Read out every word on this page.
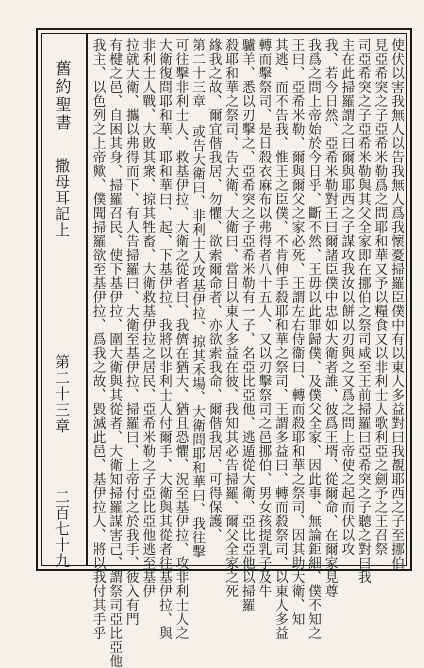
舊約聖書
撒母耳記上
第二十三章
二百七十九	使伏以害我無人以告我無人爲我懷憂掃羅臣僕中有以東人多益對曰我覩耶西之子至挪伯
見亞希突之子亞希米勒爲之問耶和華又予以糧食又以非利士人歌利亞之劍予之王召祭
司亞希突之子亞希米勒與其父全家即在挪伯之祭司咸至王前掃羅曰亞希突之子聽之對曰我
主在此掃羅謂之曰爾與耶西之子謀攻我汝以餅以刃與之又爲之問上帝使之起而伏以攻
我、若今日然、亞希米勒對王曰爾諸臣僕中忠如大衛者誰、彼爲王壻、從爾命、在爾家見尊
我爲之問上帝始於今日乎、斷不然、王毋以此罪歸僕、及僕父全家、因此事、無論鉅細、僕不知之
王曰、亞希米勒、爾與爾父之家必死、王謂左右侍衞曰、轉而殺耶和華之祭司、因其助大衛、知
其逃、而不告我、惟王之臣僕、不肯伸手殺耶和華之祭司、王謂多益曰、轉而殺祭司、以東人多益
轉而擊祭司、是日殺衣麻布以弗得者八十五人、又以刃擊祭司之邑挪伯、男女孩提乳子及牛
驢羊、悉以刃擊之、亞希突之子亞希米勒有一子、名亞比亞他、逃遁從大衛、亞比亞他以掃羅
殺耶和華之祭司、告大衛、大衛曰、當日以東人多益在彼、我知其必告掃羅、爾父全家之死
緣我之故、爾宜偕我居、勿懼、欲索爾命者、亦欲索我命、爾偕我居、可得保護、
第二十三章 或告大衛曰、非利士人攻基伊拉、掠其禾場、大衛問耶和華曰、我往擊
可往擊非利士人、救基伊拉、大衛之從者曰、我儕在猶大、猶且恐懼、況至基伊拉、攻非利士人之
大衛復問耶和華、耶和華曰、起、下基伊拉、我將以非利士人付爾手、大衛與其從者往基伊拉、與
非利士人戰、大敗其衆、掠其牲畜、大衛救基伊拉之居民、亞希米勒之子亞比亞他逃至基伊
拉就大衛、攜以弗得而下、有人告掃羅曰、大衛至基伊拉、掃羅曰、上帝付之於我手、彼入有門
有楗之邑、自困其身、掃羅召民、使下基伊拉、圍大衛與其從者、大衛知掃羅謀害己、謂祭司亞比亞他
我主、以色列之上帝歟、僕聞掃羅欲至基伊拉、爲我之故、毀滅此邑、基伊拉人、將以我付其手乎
+-------+
**Aim of the task**
Only lines with the string "第二十三章" belong in your answer; copy each one.

**Reply**
第二十三章
第二十三章 或告大衛曰、非利士人攻基伊拉、掠其禾場、大衛問耶和華曰、我往擊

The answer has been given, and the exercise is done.